- [EXERCISE DETAILS]
Locate the line that contains "What's the underlying". Reproduce it and all following lines up to the end of the material, exactly and with nothing added.

________

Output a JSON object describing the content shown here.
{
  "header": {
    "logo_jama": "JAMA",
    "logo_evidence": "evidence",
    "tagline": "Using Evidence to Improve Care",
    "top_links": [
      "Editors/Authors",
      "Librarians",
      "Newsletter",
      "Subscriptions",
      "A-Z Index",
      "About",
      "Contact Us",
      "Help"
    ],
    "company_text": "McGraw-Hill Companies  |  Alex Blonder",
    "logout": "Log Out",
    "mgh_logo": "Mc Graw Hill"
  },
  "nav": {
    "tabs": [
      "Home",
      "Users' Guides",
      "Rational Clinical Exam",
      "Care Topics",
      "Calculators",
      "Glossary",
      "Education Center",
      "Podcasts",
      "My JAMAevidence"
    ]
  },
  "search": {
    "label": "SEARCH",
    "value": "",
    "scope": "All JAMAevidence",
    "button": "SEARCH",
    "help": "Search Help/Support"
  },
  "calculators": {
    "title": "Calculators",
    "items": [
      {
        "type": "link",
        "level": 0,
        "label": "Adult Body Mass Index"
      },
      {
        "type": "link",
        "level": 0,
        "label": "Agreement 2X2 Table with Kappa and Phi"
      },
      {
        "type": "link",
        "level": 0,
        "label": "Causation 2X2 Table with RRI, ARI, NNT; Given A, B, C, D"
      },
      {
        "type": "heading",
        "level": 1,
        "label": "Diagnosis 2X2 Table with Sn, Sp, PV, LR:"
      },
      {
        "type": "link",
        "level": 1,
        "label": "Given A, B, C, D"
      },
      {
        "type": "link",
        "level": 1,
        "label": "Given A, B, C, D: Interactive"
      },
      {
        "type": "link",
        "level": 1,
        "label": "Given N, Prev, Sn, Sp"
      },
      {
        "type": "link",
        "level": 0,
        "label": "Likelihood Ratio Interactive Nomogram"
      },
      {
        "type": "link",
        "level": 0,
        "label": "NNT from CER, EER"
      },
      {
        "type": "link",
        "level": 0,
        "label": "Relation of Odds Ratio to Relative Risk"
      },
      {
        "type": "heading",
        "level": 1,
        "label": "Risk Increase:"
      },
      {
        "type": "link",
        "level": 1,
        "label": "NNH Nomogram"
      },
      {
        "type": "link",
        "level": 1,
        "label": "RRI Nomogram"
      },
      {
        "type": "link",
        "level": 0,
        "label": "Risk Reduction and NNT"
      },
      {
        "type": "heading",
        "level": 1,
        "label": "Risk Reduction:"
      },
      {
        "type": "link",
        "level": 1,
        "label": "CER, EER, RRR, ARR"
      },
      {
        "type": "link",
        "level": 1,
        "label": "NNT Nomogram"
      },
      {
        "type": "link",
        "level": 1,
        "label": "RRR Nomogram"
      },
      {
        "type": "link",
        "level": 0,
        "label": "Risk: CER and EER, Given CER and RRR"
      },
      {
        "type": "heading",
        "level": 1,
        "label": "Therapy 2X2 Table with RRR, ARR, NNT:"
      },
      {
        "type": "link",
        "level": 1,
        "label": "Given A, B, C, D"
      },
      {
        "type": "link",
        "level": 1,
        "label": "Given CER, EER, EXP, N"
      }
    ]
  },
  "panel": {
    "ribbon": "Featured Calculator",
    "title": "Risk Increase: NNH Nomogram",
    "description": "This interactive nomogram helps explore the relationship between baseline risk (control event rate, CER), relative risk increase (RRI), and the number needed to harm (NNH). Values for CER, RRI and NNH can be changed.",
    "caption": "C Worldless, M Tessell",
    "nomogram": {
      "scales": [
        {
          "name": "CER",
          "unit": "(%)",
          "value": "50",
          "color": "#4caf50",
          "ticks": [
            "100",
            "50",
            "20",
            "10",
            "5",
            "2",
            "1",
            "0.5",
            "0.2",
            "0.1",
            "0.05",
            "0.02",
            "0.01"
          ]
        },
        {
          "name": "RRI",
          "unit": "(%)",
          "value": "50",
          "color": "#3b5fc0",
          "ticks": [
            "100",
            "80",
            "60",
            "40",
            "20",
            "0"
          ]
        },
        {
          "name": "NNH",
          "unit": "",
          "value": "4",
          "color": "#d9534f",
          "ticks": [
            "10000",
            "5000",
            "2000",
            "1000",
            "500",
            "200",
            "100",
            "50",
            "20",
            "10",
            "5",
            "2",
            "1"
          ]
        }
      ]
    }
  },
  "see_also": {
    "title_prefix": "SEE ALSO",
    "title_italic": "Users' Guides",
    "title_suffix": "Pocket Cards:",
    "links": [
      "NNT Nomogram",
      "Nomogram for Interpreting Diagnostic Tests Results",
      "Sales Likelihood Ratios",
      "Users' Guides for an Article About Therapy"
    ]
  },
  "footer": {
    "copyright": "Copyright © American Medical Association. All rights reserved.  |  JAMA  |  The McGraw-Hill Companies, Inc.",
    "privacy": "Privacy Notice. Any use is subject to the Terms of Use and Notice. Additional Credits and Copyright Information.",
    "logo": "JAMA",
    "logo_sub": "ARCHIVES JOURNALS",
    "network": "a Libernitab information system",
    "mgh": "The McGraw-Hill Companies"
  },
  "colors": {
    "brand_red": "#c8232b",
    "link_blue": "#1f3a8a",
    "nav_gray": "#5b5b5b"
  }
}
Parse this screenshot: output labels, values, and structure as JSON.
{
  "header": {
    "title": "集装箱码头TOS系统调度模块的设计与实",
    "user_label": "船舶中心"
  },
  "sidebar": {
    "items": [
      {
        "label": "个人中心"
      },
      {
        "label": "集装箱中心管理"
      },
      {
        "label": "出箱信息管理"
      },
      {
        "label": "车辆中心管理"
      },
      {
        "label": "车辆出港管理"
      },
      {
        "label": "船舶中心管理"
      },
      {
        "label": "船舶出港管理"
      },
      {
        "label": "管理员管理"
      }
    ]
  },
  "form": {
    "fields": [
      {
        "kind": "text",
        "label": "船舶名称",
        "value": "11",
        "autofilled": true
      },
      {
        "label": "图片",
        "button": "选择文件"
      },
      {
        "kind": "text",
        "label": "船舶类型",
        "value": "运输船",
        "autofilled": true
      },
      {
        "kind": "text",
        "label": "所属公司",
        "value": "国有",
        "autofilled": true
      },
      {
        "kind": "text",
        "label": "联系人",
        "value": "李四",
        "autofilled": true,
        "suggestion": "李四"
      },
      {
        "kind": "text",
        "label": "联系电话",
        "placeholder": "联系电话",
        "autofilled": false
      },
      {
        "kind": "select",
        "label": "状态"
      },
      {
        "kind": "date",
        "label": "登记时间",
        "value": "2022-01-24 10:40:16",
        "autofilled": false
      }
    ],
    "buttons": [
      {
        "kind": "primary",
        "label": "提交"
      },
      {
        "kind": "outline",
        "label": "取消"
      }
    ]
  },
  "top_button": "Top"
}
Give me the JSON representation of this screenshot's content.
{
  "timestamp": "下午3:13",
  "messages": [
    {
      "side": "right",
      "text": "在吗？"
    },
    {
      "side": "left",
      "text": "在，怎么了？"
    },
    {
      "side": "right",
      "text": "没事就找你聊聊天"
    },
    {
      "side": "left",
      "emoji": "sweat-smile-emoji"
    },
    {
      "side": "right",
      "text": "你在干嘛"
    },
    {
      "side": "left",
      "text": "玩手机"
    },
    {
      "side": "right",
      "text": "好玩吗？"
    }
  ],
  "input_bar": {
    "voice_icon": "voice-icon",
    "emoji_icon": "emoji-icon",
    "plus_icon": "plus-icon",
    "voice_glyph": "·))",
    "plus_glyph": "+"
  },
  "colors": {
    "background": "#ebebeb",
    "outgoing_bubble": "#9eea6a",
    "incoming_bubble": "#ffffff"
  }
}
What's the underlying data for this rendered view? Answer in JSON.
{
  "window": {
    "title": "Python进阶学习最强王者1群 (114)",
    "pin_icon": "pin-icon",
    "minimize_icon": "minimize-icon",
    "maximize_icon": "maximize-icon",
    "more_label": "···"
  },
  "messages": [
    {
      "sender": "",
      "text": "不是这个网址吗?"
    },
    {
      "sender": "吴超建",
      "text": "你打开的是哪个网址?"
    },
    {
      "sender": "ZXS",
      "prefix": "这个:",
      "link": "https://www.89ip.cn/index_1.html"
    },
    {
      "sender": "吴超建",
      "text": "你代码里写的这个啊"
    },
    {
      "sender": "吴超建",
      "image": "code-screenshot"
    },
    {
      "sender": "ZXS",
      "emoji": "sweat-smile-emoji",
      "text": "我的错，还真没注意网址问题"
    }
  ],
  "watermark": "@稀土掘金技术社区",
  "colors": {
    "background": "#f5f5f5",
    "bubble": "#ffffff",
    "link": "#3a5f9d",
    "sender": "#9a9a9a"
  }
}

________

- [EXPECTED ANSWER]
What's the underlying data for this rendered view? Answer in JSON.
{
  "window": {
    "title": "Python进阶学习最强王者1群 (114)",
    "pin_icon": "pin-icon",
    "minimize_icon": "minimize-icon",
    "maximize_icon": "maximize-icon",
    "more_label": "···"
  },
  "messages": [
    {
      "sender": "",
      "text": "不是这个网址吗?"
    },
    {
      "sender": "吴超建",
      "text": "你打开的是哪个网址?"
    },
    {
      "sender": "ZXS",
      "prefix": "这个:",
      "link": "https://www.89ip.cn/index_1.html"
    },
    {
      "sender": "吴超建",
      "text": "你代码里写的这个啊"
    },
    {
      "sender": "吴超建",
      "image": "code-screenshot"
    },
    {
      "sender": "ZXS",
      "emoji": "sweat-smile-emoji",
      "text": "我的错，还真没注意网址问题"
    }
  ],
  "watermark": "@稀土掘金技术社区",
  "colors": {
    "background": "#f5f5f5",
    "bubble": "#ffffff",
    "link": "#3a5f9d",
    "sender": "#9a9a9a"
  }
}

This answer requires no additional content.